* [Source records]
** Start **

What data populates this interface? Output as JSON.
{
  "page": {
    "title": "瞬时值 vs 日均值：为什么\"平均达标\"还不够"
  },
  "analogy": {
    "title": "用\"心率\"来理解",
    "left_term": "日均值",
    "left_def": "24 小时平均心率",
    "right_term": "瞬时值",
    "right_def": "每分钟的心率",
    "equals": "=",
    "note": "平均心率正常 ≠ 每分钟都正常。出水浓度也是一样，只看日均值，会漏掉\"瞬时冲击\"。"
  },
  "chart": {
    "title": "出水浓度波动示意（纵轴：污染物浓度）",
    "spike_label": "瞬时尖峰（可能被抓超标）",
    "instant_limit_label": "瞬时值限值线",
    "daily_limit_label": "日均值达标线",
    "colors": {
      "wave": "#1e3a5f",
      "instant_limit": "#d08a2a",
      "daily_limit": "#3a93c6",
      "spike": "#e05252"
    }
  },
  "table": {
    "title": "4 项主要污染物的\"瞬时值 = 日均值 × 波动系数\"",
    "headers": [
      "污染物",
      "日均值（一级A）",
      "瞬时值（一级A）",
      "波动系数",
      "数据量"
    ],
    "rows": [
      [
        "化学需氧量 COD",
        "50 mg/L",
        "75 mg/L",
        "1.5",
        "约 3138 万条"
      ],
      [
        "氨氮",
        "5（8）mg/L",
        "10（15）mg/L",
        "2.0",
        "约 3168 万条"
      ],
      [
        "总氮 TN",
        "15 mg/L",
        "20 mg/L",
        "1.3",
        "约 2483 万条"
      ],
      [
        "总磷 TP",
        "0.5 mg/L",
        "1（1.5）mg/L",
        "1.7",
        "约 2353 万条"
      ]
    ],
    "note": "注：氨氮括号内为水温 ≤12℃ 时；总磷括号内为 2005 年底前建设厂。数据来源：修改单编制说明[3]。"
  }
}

** End **

* [Stated problem]
Transcribe every record above exactly as it appears.

* [Exercise answer]
What data populates this interface? Output as JSON.
{
  "page": {
    "title": "瞬时值 vs 日均值：为什么\"平均达标\"还不够"
  },
  "analogy": {
    "title": "用\"心率\"来理解",
    "left_term": "日均值",
    "left_def": "24 小时平均心率",
    "right_term": "瞬时值",
    "right_def": "每分钟的心率",
    "equals": "=",
    "note": "平均心率正常 ≠ 每分钟都正常。出水浓度也是一样，只看日均值，会漏掉\"瞬时冲击\"。"
  },
  "chart": {
    "title": "出水浓度波动示意（纵轴：污染物浓度）",
    "spike_label": "瞬时尖峰（可能被抓超标）",
    "instant_limit_label": "瞬时值限值线",
    "daily_limit_label": "日均值达标线",
    "colors": {
      "wave": "#1e3a5f",
      "instant_limit": "#d08a2a",
      "daily_limit": "#3a93c6",
      "spike": "#e05252"
    }
  },
  "table": {
    "title": "4 项主要污染物的\"瞬时值 = 日均值 × 波动系数\"",
    "headers": [
      "污染物",
      "日均值（一级A）",
      "瞬时值（一级A）",
      "波动系数",
      "数据量"
    ],
    "rows": [
      [
        "化学需氧量 COD",
        "50 mg/L",
        "75 mg/L",
        "1.5",
        "约 3138 万条"
      ],
      [
        "氨氮",
        "5（8）mg/L",
        "10（15）mg/L",
        "2.0",
        "约 3168 万条"
      ],
      [
        "总氮 TN",
        "15 mg/L",
        "20 mg/L",
        "1.3",
        "约 2483 万条"
      ],
      [
        "总磷 TP",
        "0.5 mg/L",
        "1（1.5）mg/L",
        "1.7",
        "约 2353 万条"
      ]
    ],
    "note": "注：氨氮括号内为水温 ≤12℃ 时；总磷括号内为 2005 年底前建设厂。数据来源：修改单编制说明[3]。"
  }
}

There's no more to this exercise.